Gather every line holding the string "object".

(Records contained in a dataset)

☆ ☆ ☆

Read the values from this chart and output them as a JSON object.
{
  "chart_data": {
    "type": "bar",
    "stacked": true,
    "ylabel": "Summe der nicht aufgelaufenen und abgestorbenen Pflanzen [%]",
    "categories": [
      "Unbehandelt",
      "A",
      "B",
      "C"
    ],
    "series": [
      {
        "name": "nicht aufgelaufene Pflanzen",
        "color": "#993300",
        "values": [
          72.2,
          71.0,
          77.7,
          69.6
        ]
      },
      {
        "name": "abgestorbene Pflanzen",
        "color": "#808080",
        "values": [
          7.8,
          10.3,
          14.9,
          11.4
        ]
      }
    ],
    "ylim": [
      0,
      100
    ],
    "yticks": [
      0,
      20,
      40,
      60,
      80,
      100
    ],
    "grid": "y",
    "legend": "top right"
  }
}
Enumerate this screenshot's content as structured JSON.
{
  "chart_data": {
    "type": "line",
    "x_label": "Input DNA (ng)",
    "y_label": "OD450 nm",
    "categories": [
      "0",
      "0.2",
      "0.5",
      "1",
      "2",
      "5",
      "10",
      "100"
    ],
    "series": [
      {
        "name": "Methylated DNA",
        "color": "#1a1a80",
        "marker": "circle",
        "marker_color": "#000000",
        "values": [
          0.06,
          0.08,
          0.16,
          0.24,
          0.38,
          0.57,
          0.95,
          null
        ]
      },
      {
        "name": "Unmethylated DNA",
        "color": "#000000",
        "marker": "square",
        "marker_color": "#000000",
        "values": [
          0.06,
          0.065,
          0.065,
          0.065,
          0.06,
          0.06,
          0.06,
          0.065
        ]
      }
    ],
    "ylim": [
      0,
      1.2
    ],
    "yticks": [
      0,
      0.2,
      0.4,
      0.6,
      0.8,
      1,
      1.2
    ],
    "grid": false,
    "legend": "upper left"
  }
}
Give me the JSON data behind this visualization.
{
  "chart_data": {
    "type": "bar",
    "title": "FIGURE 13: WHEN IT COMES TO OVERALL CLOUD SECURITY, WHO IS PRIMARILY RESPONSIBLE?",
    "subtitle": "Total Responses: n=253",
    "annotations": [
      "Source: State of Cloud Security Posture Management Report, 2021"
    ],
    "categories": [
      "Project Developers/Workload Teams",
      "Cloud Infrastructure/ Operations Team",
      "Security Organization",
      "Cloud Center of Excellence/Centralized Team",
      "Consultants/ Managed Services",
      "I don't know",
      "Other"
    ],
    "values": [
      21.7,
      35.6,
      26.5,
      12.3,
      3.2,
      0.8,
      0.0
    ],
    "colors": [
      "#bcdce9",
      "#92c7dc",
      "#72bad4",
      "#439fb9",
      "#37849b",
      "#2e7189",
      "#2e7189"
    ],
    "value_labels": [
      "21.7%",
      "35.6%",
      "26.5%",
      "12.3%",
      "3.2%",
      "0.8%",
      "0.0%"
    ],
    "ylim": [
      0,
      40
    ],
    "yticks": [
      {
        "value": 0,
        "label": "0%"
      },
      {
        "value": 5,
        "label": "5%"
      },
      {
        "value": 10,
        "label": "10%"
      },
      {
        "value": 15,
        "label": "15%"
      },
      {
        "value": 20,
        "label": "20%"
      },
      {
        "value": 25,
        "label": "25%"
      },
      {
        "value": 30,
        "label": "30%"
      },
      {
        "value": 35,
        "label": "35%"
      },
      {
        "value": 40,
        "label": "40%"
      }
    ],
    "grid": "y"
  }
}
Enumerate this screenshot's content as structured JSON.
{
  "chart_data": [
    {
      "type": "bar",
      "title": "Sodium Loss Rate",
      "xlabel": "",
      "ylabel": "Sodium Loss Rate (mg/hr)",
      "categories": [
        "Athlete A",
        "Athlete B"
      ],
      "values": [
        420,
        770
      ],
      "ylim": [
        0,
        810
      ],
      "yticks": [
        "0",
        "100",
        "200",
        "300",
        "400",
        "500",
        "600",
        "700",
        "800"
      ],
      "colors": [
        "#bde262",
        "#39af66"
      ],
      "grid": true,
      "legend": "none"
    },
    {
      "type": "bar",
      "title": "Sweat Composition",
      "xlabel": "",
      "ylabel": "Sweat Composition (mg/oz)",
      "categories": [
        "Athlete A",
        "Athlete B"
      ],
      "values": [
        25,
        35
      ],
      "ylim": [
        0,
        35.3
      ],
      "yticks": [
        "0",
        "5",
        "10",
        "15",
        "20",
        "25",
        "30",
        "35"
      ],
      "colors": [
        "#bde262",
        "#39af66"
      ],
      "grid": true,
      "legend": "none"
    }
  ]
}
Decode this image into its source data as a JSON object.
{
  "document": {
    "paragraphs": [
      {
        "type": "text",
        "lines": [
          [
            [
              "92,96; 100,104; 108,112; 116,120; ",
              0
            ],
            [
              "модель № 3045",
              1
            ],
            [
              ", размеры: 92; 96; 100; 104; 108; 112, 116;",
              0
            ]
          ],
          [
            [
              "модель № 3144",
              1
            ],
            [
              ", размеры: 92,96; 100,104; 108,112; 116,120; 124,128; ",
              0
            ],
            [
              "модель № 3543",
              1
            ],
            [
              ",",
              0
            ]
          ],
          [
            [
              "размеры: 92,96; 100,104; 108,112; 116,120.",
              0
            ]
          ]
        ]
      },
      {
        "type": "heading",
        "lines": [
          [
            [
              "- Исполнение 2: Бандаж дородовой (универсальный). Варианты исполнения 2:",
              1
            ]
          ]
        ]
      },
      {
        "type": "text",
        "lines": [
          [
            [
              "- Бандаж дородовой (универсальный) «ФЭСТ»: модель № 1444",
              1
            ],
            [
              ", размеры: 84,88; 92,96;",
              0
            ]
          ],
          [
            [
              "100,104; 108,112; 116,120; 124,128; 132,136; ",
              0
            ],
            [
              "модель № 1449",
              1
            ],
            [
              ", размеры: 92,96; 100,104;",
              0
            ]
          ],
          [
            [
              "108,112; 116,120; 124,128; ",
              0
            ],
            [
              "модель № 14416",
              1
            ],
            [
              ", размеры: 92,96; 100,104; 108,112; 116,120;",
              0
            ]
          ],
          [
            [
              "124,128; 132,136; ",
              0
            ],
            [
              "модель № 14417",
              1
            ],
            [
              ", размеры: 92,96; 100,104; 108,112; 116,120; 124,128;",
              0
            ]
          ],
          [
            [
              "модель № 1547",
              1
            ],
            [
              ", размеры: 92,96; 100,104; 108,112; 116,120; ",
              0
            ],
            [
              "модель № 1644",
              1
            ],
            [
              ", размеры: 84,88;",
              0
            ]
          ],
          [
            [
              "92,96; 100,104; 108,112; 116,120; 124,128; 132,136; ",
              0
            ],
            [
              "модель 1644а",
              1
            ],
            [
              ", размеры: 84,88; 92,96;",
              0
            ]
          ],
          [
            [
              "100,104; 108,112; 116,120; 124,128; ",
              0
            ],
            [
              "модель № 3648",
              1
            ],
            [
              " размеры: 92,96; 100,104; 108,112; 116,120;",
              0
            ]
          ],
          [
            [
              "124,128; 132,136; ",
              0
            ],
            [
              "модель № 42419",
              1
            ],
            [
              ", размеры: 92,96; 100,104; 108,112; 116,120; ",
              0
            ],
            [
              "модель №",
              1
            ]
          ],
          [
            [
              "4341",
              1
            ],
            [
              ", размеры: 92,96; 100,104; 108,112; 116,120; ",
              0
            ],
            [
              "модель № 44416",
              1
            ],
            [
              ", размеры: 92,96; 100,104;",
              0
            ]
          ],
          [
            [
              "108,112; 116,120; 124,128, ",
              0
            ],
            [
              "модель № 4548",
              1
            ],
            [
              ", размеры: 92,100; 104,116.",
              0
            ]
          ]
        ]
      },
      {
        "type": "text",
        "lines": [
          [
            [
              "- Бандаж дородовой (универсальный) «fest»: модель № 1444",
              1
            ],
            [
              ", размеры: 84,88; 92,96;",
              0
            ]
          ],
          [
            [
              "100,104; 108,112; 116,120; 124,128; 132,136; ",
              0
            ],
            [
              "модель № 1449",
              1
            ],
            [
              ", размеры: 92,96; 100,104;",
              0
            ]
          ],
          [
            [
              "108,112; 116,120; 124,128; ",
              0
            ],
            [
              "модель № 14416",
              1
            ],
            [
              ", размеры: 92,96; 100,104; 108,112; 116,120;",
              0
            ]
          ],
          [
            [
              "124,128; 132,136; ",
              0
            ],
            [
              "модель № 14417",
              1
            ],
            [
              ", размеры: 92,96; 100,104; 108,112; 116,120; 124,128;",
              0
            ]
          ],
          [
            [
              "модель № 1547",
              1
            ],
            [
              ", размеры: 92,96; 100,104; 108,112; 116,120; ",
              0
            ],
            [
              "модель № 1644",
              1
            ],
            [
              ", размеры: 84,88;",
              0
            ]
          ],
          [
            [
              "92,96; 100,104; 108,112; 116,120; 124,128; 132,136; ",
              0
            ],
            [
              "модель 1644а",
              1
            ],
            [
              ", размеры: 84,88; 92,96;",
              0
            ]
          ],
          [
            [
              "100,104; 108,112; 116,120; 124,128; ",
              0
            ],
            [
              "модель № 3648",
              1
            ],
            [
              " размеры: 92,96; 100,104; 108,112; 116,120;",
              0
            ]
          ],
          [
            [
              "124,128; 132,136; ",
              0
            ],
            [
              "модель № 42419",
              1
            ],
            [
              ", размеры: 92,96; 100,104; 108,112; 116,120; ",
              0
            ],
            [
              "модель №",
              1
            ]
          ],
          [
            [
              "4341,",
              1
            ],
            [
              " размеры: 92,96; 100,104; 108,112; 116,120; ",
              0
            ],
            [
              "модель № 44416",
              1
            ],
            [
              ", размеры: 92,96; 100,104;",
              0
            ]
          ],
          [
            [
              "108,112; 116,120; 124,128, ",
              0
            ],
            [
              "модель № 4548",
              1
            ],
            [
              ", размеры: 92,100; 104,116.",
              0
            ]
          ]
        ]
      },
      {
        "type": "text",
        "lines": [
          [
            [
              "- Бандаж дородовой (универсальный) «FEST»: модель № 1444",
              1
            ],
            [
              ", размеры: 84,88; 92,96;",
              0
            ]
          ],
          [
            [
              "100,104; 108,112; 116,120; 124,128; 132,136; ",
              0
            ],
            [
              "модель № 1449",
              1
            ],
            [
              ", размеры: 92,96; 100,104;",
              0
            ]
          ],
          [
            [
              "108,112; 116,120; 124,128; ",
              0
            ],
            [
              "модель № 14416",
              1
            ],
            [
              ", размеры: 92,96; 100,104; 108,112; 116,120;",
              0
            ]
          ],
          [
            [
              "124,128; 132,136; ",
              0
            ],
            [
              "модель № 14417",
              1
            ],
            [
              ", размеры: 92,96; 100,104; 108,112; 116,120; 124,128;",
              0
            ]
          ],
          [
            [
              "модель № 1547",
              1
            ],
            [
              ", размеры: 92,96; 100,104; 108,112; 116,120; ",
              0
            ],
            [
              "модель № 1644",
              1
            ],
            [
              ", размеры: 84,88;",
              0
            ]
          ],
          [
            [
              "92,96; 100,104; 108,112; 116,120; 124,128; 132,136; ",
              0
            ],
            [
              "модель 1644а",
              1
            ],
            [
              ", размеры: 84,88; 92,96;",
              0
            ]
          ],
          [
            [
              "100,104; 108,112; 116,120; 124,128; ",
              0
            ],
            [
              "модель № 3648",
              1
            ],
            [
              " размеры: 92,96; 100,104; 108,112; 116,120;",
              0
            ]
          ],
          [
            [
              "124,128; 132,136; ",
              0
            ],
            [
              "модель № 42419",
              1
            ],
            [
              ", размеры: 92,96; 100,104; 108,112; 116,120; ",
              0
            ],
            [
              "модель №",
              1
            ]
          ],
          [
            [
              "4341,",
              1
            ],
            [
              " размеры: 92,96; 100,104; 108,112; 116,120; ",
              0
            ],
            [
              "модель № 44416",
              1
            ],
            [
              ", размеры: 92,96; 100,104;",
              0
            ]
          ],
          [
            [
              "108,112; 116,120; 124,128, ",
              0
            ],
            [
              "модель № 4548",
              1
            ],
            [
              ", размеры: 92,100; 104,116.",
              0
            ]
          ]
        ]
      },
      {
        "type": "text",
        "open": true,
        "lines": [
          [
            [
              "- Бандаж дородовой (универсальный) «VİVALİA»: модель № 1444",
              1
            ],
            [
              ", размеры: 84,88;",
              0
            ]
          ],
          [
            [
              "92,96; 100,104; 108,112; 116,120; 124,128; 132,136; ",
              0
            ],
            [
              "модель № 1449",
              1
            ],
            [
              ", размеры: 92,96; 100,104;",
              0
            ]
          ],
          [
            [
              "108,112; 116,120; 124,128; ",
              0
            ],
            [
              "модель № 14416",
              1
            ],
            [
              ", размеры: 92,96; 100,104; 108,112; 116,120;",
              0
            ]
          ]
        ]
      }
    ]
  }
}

☆ ☆ ☆

> [Solution]:
Read the values from this chart and output them as a JSON object.
Decode this image into its source data as a JSON object.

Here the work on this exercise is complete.